→ **Instruction**
The records that follow must be repeated verbatim, every one of them.

→ **Entries provided**
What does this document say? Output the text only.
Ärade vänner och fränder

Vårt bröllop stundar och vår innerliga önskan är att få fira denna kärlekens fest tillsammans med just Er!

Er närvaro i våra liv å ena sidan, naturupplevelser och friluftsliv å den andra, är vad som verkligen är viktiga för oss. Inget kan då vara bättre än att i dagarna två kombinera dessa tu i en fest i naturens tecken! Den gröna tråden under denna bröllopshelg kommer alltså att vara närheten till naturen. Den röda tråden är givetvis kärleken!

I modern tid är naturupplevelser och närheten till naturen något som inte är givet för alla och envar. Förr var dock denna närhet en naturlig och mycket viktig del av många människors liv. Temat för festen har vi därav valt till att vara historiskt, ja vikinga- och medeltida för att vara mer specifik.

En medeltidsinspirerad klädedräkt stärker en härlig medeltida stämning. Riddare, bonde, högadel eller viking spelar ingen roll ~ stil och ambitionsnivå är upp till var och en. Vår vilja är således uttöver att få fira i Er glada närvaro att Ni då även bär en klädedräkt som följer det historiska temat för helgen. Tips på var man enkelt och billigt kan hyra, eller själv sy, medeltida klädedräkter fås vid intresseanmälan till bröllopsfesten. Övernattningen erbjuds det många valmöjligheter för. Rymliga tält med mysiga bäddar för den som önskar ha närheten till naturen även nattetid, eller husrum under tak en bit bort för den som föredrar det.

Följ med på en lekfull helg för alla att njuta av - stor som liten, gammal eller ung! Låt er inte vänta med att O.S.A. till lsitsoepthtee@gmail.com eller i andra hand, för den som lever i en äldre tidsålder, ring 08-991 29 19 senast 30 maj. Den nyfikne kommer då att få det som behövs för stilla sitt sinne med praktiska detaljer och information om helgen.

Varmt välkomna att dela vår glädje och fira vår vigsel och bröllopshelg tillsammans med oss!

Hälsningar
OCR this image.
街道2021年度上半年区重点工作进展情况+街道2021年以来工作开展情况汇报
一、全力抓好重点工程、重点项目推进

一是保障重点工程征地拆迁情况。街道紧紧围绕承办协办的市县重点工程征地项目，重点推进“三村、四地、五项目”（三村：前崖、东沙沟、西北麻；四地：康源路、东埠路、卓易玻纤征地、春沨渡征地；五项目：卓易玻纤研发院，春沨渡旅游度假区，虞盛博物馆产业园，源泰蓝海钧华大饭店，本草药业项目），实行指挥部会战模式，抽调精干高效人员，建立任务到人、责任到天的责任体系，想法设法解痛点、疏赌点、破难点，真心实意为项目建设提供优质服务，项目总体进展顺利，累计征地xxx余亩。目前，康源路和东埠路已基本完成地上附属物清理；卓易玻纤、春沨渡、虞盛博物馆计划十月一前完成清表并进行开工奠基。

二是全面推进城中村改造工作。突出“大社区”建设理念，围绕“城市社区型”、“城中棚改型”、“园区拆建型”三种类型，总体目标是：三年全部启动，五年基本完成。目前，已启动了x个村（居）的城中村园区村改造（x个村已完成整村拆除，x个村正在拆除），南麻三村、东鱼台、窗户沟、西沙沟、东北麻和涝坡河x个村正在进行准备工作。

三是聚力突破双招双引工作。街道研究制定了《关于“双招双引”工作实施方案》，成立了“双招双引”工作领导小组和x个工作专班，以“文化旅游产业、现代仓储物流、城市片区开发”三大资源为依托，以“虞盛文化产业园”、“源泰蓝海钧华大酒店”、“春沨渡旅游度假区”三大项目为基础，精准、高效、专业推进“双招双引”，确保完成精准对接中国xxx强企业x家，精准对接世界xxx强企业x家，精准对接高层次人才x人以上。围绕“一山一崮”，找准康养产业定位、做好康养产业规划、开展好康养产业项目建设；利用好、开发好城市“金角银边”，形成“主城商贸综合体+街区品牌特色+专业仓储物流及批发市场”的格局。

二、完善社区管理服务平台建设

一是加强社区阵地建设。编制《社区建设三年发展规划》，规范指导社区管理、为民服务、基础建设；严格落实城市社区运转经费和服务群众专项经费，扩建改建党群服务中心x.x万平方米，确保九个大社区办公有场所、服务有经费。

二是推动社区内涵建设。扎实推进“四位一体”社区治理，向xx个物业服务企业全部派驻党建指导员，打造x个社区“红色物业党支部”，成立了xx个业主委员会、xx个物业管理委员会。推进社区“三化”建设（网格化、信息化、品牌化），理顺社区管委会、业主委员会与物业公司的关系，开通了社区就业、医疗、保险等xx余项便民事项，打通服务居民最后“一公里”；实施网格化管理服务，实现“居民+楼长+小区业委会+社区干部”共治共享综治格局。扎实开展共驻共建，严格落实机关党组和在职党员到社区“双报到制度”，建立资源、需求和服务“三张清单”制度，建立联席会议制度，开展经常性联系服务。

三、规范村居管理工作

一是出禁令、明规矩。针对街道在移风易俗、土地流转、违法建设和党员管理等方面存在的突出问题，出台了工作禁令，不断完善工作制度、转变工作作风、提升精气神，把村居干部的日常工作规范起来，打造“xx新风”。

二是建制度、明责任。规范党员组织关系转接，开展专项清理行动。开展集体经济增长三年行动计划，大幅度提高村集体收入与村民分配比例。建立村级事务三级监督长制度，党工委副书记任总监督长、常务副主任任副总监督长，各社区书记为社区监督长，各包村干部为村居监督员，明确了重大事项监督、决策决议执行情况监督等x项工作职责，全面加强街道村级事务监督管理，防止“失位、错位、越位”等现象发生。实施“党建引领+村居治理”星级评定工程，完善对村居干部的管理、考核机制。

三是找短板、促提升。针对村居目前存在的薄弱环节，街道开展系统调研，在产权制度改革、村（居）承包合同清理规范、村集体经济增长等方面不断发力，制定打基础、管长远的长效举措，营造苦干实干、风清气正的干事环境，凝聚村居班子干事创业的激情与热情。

→ **The answer**
What does this document say? Output the text only.
Ärade vänner och fränder

Vårt bröllop stundar och vår innerliga önskan är att få fira denna kärlekens fest tillsammans med just Er!

Er närvaro i våra liv å ena sidan, naturupplevelser och friluftsliv å den andra, är vad som verkligen är viktiga för oss. Inget kan då vara bättre än att i dagarna två kombinera dessa tu i en fest i naturens tecken! Den gröna tråden under denna bröllopshelg kommer alltså att vara närheten till naturen. Den röda tråden är givetvis kärleken!

I modern tid är naturupplevelser och närheten till naturen något som inte är givet för alla och envar. Förr var dock denna närhet en naturlig och mycket viktig del av många människors liv. Temat för festen har vi därav valt till att vara historiskt, ja vikinga- och medeltida för att vara mer specifik.

En medeltidsinspirerad klädedräkt stärker en härlig medeltida stämning. Riddare, bonde, högadel eller viking spelar ingen roll ~ stil och ambitionsnivå är upp till var och en. Vår vilja är således uttöver att få fira i Er glada närvaro att Ni då även bär en klädedräkt som följer det historiska temat för helgen. Tips på var man enkelt och billigt kan hyra, eller själv sy, medeltida klädedräkter fås vid intresseanmälan till bröllopsfesten. Övernattningen erbjuds det många valmöjligheter för. Rymliga tält med mysiga bäddar för den som önskar ha närheten till naturen även nattetid, eller husrum under tak en bit bort för den som föredrar det.

Följ med på en lekfull helg för alla att njuta av - stor som liten, gammal eller ung! Låt er inte vänta med att O.S.A. till lsitsoepthtee@gmail.com eller i andra hand, för den som lever i en äldre tidsålder, ring 08-991 29 19 senast 30 maj. Den nyfikne kommer då att få det som behövs för stilla sitt sinne med praktiska detaljer och information om helgen.

Varmt välkomna att dela vår glädje och fira vår vigsel och bröllopshelg tillsammans med oss!

Hälsningar
OCR this image.
街道2021年度上半年区重点工作进展情况+街道2021年以来工作开展情况汇报
一、全力抓好重点工程、重点项目推进

一是保障重点工程征地拆迁情况。街道紧紧围绕承办协办的市县重点工程征地项目，重点推进“三村、四地、五项目”（三村：前崖、东沙沟、西北麻；四地：康源路、东埠路、卓易玻纤征地、春沨渡征地；五项目：卓易玻纤研发院，春沨渡旅游度假区，虞盛博物馆产业园，源泰蓝海钧华大饭店，本草药业项目），实行指挥部会战模式，抽调精干高效人员，建立任务到人、责任到天的责任体系，想法设法解痛点、疏赌点、破难点，真心实意为项目建设提供优质服务，项目总体进展顺利，累计征地xxx余亩。目前，康源路和东埠路已基本完成地上附属物清理；卓易玻纤、春沨渡、虞盛博物馆计划十月一前完成清表并进行开工奠基。

二是全面推进城中村改造工作。突出“大社区”建设理念，围绕“城市社区型”、“城中棚改型”、“园区拆建型”三种类型，总体目标是：三年全部启动，五年基本完成。目前，已启动了x个村（居）的城中村园区村改造（x个村已完成整村拆除，x个村正在拆除），南麻三村、东鱼台、窗户沟、西沙沟、东北麻和涝坡河x个村正在进行准备工作。

三是聚力突破双招双引工作。街道研究制定了《关于“双招双引”工作实施方案》，成立了“双招双引”工作领导小组和x个工作专班，以“文化旅游产业、现代仓储物流、城市片区开发”三大资源为依托，以“虞盛文化产业园”、“源泰蓝海钧华大酒店”、“春沨渡旅游度假区”三大项目为基础，精准、高效、专业推进“双招双引”，确保完成精准对接中国xxx强企业x家，精准对接世界xxx强企业x家，精准对接高层次人才x人以上。围绕“一山一崮”，找准康养产业定位、做好康养产业规划、开展好康养产业项目建设；利用好、开发好城市“金角银边”，形成“主城商贸综合体+街区品牌特色+专业仓储物流及批发市场”的格局。

二、完善社区管理服务平台建设

一是加强社区阵地建设。编制《社区建设三年发展规划》，规范指导社区管理、为民服务、基础建设；严格落实城市社区运转经费和服务群众专项经费，扩建改建党群服务中心x.x万平方米，确保九个大社区办公有场所、服务有经费。

二是推动社区内涵建设。扎实推进“四位一体”社区治理，向xx个物业服务企业全部派驻党建指导员，打造x个社区“红色物业党支部”，成立了xx个业主委员会、xx个物业管理委员会。推进社区“三化”建设（网格化、信息化、品牌化），理顺社区管委会、业主委员会与物业公司的关系，开通了社区就业、医疗、保险等xx余项便民事项，打通服务居民最后“一公里”；实施网格化管理服务，实现“居民+楼长+小区业委会+社区干部”共治共享综治格局。扎实开展共驻共建，严格落实机关党组和在职党员到社区“双报到制度”，建立资源、需求和服务“三张清单”制度，建立联席会议制度，开展经常性联系服务。

三、规范村居管理工作

一是出禁令、明规矩。针对街道在移风易俗、土地流转、违法建设和党员管理等方面存在的突出问题，出台了工作禁令，不断完善工作制度、转变工作作风、提升精气神，把村居干部的日常工作规范起来，打造“xx新风”。

二是建制度、明责任。规范党员组织关系转接，开展专项清理行动。开展集体经济增长三年行动计划，大幅度提高村集体收入与村民分配比例。建立村级事务三级监督长制度，党工委副书记任总监督长、常务副主任任副总监督长，各社区书记为社区监督长，各包村干部为村居监督员，明确了重大事项监督、决策决议执行情况监督等x项工作职责，全面加强街道村级事务监督管理，防止“失位、错位、越位”等现象发生。实施“党建引领+村居治理”星级评定工程，完善对村居干部的管理、考核机制。

三是找短板、促提升。针对村居目前存在的薄弱环节，街道开展系统调研，在产权制度改革、村（居）承包合同清理规范、村集体经济增长等方面不断发力，制定打基础、管长远的长效举措，营造苦干实干、风清气正的干事环境，凝聚村居班子干事创业的激情与热情。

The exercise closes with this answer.